───── DATA PROVIDED ─────

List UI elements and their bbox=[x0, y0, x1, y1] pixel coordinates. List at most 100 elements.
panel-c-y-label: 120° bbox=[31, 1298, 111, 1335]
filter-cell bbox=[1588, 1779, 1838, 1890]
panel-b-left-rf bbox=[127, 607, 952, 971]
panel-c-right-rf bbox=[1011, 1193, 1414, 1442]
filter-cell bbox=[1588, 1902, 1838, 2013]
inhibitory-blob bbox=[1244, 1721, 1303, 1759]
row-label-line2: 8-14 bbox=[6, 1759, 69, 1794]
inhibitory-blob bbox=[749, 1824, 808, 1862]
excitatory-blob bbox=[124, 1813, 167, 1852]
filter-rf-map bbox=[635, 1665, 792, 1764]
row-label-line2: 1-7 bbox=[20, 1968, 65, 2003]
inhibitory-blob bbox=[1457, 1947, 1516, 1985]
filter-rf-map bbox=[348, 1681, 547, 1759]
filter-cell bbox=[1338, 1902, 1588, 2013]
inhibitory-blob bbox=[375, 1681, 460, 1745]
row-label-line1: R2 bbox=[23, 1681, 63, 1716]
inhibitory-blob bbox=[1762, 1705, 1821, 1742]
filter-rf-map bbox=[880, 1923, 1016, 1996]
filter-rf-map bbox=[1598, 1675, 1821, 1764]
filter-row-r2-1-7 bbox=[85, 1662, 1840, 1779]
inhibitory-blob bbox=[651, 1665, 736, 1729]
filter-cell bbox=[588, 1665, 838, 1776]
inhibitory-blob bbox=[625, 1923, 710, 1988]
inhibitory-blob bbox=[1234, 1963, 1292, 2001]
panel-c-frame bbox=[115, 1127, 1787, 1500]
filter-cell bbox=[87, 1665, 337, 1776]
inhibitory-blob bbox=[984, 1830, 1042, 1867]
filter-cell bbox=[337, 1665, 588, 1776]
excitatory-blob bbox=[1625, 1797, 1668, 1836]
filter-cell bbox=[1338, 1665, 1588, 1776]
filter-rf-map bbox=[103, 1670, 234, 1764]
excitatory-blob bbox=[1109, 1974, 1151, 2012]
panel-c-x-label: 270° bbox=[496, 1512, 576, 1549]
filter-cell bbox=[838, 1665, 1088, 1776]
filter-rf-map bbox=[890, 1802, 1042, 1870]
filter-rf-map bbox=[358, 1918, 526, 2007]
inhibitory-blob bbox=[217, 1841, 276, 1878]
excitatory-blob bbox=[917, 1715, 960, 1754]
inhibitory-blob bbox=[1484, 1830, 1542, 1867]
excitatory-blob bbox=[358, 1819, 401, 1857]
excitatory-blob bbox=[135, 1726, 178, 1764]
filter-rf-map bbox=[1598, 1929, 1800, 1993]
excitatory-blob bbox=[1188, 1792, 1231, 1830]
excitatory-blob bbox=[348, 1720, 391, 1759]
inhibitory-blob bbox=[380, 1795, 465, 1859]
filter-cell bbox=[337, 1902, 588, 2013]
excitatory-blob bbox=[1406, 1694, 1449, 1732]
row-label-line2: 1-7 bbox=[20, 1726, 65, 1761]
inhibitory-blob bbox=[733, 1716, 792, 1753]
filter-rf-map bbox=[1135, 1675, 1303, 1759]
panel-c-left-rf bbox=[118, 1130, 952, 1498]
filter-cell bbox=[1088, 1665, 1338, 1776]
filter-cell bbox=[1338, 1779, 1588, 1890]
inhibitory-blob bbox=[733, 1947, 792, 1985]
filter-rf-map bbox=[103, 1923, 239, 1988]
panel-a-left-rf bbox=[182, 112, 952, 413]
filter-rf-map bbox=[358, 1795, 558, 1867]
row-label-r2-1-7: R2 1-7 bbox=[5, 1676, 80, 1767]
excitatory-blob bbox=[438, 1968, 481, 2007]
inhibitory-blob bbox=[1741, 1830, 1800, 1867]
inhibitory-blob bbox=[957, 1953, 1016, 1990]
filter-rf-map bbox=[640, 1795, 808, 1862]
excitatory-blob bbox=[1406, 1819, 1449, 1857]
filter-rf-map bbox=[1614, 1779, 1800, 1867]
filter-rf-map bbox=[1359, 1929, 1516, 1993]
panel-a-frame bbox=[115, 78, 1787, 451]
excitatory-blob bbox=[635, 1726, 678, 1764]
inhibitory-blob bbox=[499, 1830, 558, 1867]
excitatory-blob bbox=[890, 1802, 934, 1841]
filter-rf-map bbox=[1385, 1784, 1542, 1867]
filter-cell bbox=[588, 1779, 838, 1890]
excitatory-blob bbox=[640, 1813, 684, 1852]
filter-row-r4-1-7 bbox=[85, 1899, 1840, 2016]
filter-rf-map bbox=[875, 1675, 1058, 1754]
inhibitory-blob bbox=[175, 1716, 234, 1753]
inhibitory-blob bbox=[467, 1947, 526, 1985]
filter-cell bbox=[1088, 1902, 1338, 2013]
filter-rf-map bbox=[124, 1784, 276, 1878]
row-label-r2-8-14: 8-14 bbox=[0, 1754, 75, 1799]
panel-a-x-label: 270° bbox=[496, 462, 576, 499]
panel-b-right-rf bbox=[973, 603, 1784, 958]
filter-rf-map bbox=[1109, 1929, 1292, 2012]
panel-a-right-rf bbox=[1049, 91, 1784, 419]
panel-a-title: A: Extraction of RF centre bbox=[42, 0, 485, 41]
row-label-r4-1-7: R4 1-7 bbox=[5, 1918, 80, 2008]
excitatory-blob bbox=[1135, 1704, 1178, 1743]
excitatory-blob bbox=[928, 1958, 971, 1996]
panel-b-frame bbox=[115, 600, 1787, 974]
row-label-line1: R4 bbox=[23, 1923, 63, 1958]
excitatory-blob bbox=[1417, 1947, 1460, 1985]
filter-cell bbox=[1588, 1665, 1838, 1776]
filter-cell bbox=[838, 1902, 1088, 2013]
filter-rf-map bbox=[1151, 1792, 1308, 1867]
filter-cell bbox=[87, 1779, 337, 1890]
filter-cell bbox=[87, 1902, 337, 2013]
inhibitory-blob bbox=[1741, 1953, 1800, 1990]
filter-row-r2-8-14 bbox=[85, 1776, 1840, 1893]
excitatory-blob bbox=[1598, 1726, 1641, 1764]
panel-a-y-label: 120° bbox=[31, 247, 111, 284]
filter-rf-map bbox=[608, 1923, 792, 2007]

─────

* INSTRUCTIONS FOR THE TASK *
Pick out every line of the items above that contains the string "frame" and copy each one in full.

* WRITTEN ANSWER *
panel-c-frame bbox=[115, 1127, 1787, 1500]
panel-a-frame bbox=[115, 78, 1787, 451]
panel-b-frame bbox=[115, 600, 1787, 974]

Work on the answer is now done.